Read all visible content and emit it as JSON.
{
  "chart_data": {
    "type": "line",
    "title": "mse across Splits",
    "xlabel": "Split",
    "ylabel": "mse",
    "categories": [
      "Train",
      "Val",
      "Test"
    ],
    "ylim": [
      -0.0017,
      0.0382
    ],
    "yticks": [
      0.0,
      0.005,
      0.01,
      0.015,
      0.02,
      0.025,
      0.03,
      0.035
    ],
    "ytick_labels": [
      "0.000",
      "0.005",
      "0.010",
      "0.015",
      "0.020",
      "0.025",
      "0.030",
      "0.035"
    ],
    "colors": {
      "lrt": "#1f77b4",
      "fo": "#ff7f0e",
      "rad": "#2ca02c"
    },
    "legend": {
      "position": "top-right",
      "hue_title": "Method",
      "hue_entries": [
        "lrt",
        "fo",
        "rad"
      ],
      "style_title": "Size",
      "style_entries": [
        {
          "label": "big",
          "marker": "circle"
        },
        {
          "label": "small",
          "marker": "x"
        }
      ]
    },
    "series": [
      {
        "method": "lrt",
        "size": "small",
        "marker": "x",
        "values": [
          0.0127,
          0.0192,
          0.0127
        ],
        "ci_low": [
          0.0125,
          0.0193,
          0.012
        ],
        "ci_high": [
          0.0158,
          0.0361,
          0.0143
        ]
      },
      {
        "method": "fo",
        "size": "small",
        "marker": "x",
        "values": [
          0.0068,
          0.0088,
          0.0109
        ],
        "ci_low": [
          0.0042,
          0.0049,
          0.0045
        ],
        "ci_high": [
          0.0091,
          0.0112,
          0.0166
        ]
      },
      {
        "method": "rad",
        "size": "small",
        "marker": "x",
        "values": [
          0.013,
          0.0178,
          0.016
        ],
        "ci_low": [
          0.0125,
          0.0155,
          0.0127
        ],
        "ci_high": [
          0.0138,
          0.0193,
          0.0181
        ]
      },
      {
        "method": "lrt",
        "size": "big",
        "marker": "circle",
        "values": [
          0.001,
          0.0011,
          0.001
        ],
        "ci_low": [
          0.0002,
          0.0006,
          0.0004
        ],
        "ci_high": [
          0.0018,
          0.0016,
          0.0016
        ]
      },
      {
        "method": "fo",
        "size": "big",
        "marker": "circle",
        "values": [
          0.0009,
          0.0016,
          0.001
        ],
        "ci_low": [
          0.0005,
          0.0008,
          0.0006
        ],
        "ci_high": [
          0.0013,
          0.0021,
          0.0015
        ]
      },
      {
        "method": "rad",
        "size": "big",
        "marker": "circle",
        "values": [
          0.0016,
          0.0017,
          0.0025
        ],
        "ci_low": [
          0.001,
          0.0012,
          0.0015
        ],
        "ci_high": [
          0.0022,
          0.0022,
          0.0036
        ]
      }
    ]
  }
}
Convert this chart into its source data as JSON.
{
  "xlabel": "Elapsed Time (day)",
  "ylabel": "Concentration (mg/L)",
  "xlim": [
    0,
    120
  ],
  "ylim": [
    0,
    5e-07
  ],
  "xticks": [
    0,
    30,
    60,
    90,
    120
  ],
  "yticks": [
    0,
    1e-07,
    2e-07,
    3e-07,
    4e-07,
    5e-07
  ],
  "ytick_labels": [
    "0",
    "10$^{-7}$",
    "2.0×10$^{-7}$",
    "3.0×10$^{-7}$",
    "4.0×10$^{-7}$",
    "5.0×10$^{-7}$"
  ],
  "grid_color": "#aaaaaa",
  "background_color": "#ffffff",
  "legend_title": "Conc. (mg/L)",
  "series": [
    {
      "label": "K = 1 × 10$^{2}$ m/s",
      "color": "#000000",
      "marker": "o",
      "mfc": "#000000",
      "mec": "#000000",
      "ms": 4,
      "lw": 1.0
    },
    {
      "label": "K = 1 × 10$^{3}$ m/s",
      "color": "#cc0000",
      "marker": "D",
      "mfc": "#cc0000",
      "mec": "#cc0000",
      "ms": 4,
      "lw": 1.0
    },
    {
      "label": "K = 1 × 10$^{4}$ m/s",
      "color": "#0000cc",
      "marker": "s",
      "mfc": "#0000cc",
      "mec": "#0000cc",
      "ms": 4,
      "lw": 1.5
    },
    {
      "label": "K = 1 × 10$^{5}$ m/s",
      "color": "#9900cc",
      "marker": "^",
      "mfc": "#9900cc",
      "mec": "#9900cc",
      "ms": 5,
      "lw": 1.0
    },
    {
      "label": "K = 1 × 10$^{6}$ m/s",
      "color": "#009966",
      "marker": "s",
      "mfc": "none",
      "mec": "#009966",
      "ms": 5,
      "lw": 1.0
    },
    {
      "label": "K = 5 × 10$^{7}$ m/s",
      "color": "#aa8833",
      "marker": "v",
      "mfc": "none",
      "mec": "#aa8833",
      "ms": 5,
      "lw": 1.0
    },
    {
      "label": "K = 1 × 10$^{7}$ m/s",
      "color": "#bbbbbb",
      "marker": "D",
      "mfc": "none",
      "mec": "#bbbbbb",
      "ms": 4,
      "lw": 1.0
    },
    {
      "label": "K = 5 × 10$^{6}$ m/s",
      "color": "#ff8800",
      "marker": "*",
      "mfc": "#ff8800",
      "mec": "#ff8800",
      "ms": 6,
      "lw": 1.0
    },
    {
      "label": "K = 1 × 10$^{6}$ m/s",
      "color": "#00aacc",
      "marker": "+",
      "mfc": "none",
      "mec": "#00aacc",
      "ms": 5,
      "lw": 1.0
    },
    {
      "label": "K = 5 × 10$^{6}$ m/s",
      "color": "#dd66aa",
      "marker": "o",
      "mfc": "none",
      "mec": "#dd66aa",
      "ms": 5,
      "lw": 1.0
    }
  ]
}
☆ ☆ ☆ ☆ ☆ ☆ ☆
[WORK REQUIRED] Above are the records; retype them all without a single difference.

[RESPONSE FOR THIS EXERCISE]
Read all visible content and emit it as JSON.
{
  "chart_data": {
    "type": "line",
    "title": "mse across Splits",
    "xlabel": "Split",
    "ylabel": "mse",
    "categories": [
      "Train",
      "Val",
      "Test"
    ],
    "ylim": [
      -0.0017,
      0.0382
    ],
    "yticks": [
      0.0,
      0.005,
      0.01,
      0.015,
      0.02,
      0.025,
      0.03,
      0.035
    ],
    "ytick_labels": [
      "0.000",
      "0.005",
      "0.010",
      "0.015",
      "0.020",
      "0.025",
      "0.030",
      "0.035"
    ],
    "colors": {
      "lrt": "#1f77b4",
      "fo": "#ff7f0e",
      "rad": "#2ca02c"
    },
    "legend": {
      "position": "top-right",
      "hue_title": "Method",
      "hue_entries": [
        "lrt",
        "fo",
        "rad"
      ],
      "style_title": "Size",
      "style_entries": [
        {
          "label": "big",
          "marker": "circle"
        },
        {
          "label": "small",
          "marker": "x"
        }
      ]
    },
    "series": [
      {
        "method": "lrt",
        "size": "small",
        "marker": "x",
        "values": [
          0.0127,
          0.0192,
          0.0127
        ],
        "ci_low": [
          0.0125,
          0.0193,
          0.012
        ],
        "ci_high": [
          0.0158,
          0.0361,
          0.0143
        ]
      },
      {
        "method": "fo",
        "size": "small",
        "marker": "x",
        "values": [
          0.0068,
          0.0088,
          0.0109
        ],
        "ci_low": [
          0.0042,
          0.0049,
          0.0045
        ],
        "ci_high": [
          0.0091,
          0.0112,
          0.0166
        ]
      },
      {
        "method": "rad",
        "size": "small",
        "marker": "x",
        "values": [
          0.013,
          0.0178,
          0.016
        ],
        "ci_low": [
          0.0125,
          0.0155,
          0.0127
        ],
        "ci_high": [
          0.0138,
          0.0193,
          0.0181
        ]
      },
      {
        "method": "lrt",
        "size": "big",
        "marker": "circle",
        "values": [
          0.001,
          0.0011,
          0.001
        ],
        "ci_low": [
          0.0002,
          0.0006,
          0.0004
        ],
        "ci_high": [
          0.0018,
          0.0016,
          0.0016
        ]
      },
      {
        "method": "fo",
        "size": "big",
        "marker": "circle",
        "values": [
          0.0009,
          0.0016,
          0.001
        ],
        "ci_low": [
          0.0005,
          0.0008,
          0.0006
        ],
        "ci_high": [
          0.0013,
          0.0021,
          0.0015
        ]
      },
      {
        "method": "rad",
        "size": "big",
        "marker": "circle",
        "values": [
          0.0016,
          0.0017,
          0.0025
        ],
        "ci_low": [
          0.001,
          0.0012,
          0.0015
        ],
        "ci_high": [
          0.0022,
          0.0022,
          0.0036
        ]
      }
    ]
  }
}
Convert this chart into its source data as JSON.
{
  "xlabel": "Elapsed Time (day)",
  "ylabel": "Concentration (mg/L)",
  "xlim": [
    0,
    120
  ],
  "ylim": [
    0,
    5e-07
  ],
  "xticks": [
    0,
    30,
    60,
    90,
    120
  ],
  "yticks": [
    0,
    1e-07,
    2e-07,
    3e-07,
    4e-07,
    5e-07
  ],
  "ytick_labels": [
    "0",
    "10$^{-7}$",
    "2.0×10$^{-7}$",
    "3.0×10$^{-7}$",
    "4.0×10$^{-7}$",
    "5.0×10$^{-7}$"
  ],
  "grid_color": "#aaaaaa",
  "background_color": "#ffffff",
  "legend_title": "Conc. (mg/L)",
  "series": [
    {
      "label": "K = 1 × 10$^{2}$ m/s",
      "color": "#000000",
      "marker": "o",
      "mfc": "#000000",
      "mec": "#000000",
      "ms": 4,
      "lw": 1.0
    },
    {
      "label": "K = 1 × 10$^{3}$ m/s",
      "color": "#cc0000",
      "marker": "D",
      "mfc": "#cc0000",
      "mec": "#cc0000",
      "ms": 4,
      "lw": 1.0
    },
    {
      "label": "K = 1 × 10$^{4}$ m/s",
      "color": "#0000cc",
      "marker": "s",
      "mfc": "#0000cc",
      "mec": "#0000cc",
      "ms": 4,
      "lw": 1.5
    },
    {
      "label": "K = 1 × 10$^{5}$ m/s",
      "color": "#9900cc",
      "marker": "^",
      "mfc": "#9900cc",
      "mec": "#9900cc",
      "ms": 5,
      "lw": 1.0
    },
    {
      "label": "K = 1 × 10$^{6}$ m/s",
      "color": "#009966",
      "marker": "s",
      "mfc": "none",
      "mec": "#009966",
      "ms": 5,
      "lw": 1.0
    },
    {
      "label": "K = 5 × 10$^{7}$ m/s",
      "color": "#aa8833",
      "marker": "v",
      "mfc": "none",
      "mec": "#aa8833",
      "ms": 5,
      "lw": 1.0
    },
    {
      "label": "K = 1 × 10$^{7}$ m/s",
      "color": "#bbbbbb",
      "marker": "D",
      "mfc": "none",
      "mec": "#bbbbbb",
      "ms": 4,
      "lw": 1.0
    },
    {
      "label": "K = 5 × 10$^{6}$ m/s",
      "color": "#ff8800",
      "marker": "*",
      "mfc": "#ff8800",
      "mec": "#ff8800",
      "ms": 6,
      "lw": 1.0
    },
    {
      "label": "K = 1 × 10$^{6}$ m/s",
      "color": "#00aacc",
      "marker": "+",
      "mfc": "none",
      "mec": "#00aacc",
      "ms": 5,
      "lw": 1.0
    },
    {
      "label": "K = 5 × 10$^{6}$ m/s",
      "color": "#dd66aa",
      "marker": "o",
      "mfc": "none",
      "mec": "#dd66aa",
      "ms": 5,
      "lw": 1.0
    }
  ]
}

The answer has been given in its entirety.